- Prompt: Present the following data again exactly as it is shown.

- Excerpted data:
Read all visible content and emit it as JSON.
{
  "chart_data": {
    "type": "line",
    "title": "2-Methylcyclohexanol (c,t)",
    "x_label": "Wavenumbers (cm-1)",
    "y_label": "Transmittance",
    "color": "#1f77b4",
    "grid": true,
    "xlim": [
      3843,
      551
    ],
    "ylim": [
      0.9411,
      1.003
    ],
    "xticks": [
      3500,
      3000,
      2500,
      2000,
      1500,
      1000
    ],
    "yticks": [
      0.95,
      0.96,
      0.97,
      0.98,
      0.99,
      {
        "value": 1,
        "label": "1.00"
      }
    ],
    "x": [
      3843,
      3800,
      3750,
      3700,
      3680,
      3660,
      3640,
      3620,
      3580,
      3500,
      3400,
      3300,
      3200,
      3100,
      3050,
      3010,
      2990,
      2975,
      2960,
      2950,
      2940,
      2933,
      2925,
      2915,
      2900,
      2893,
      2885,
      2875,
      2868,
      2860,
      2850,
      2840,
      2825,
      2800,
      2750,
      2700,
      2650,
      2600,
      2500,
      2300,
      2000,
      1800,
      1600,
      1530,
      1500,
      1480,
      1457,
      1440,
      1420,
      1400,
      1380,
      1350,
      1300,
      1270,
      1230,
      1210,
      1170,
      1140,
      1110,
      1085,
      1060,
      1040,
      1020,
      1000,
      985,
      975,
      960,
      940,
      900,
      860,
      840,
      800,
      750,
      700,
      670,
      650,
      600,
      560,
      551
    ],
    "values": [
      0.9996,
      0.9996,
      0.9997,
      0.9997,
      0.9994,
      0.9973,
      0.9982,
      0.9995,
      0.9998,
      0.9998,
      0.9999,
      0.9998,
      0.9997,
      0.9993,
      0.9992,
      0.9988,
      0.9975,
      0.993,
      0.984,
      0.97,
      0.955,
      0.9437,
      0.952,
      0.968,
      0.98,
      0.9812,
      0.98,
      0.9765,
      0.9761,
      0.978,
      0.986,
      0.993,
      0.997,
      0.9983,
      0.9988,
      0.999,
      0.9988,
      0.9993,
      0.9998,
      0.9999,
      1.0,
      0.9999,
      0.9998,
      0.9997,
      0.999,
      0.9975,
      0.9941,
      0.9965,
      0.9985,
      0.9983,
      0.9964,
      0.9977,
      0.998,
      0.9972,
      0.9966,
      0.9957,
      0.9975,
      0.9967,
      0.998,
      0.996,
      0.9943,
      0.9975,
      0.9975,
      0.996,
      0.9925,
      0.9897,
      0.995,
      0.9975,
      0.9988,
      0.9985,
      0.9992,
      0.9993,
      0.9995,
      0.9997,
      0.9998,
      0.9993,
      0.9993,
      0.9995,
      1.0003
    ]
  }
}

- Expected answer:
Read all visible content and emit it as JSON.
{
  "chart_data": {
    "type": "line",
    "title": "2-Methylcyclohexanol (c,t)",
    "x_label": "Wavenumbers (cm-1)",
    "y_label": "Transmittance",
    "color": "#1f77b4",
    "grid": true,
    "xlim": [
      3843,
      551
    ],
    "ylim": [
      0.9411,
      1.003
    ],
    "xticks": [
      3500,
      3000,
      2500,
      2000,
      1500,
      1000
    ],
    "yticks": [
      0.95,
      0.96,
      0.97,
      0.98,
      0.99,
      {
        "value": 1,
        "label": "1.00"
      }
    ],
    "x": [
      3843,
      3800,
      3750,
      3700,
      3680,
      3660,
      3640,
      3620,
      3580,
      3500,
      3400,
      3300,
      3200,
      3100,
      3050,
      3010,
      2990,
      2975,
      2960,
      2950,
      2940,
      2933,
      2925,
      2915,
      2900,
      2893,
      2885,
      2875,
      2868,
      2860,
      2850,
      2840,
      2825,
      2800,
      2750,
      2700,
      2650,
      2600,
      2500,
      2300,
      2000,
      1800,
      1600,
      1530,
      1500,
      1480,
      1457,
      1440,
      1420,
      1400,
      1380,
      1350,
      1300,
      1270,
      1230,
      1210,
      1170,
      1140,
      1110,
      1085,
      1060,
      1040,
      1020,
      1000,
      985,
      975,
      960,
      940,
      900,
      860,
      840,
      800,
      750,
      700,
      670,
      650,
      600,
      560,
      551
    ],
    "values": [
      0.9996,
      0.9996,
      0.9997,
      0.9997,
      0.9994,
      0.9973,
      0.9982,
      0.9995,
      0.9998,
      0.9998,
      0.9999,
      0.9998,
      0.9997,
      0.9993,
      0.9992,
      0.9988,
      0.9975,
      0.993,
      0.984,
      0.97,
      0.955,
      0.9437,
      0.952,
      0.968,
      0.98,
      0.9812,
      0.98,
      0.9765,
      0.9761,
      0.978,
      0.986,
      0.993,
      0.997,
      0.9983,
      0.9988,
      0.999,
      0.9988,
      0.9993,
      0.9998,
      0.9999,
      1.0,
      0.9999,
      0.9998,
      0.9997,
      0.999,
      0.9975,
      0.9941,
      0.9965,
      0.9985,
      0.9983,
      0.9964,
      0.9977,
      0.998,
      0.9972,
      0.9966,
      0.9957,
      0.9975,
      0.9967,
      0.998,
      0.996,
      0.9943,
      0.9975,
      0.9975,
      0.996,
      0.9925,
      0.9897,
      0.995,
      0.9975,
      0.9988,
      0.9985,
      0.9992,
      0.9993,
      0.9995,
      0.9997,
      0.9998,
      0.9993,
      0.9993,
      0.9995,
      1.0003
    ]
  }
}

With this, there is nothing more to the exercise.